▶ [SHORT EXERCISE] Copy each line of the records that holds the string "logo".

▶ [Dataset records]
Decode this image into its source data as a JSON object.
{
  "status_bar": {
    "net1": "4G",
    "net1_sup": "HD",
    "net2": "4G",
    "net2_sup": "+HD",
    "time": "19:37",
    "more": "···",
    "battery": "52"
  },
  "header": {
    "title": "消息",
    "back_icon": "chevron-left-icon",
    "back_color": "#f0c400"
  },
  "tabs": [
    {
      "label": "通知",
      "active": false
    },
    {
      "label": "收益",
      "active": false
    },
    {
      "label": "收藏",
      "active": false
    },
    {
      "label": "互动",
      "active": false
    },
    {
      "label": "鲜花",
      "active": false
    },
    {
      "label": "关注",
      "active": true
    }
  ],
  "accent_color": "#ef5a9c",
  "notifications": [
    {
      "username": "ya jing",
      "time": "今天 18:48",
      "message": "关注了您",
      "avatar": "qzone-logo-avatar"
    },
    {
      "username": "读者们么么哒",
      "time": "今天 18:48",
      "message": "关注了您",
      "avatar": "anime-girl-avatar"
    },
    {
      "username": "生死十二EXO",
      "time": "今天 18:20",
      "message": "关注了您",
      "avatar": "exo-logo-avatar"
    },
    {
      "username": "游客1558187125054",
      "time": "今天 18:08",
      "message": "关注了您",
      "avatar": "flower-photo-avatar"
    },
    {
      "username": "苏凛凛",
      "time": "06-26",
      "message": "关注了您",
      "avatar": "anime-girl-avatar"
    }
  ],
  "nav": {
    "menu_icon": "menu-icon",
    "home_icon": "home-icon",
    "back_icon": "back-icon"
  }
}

▶ [OUTPUT FOR THIS EXERCISE]
      "avatar": "qzone-logo-avatar"
      "avatar": "exo-logo-avatar"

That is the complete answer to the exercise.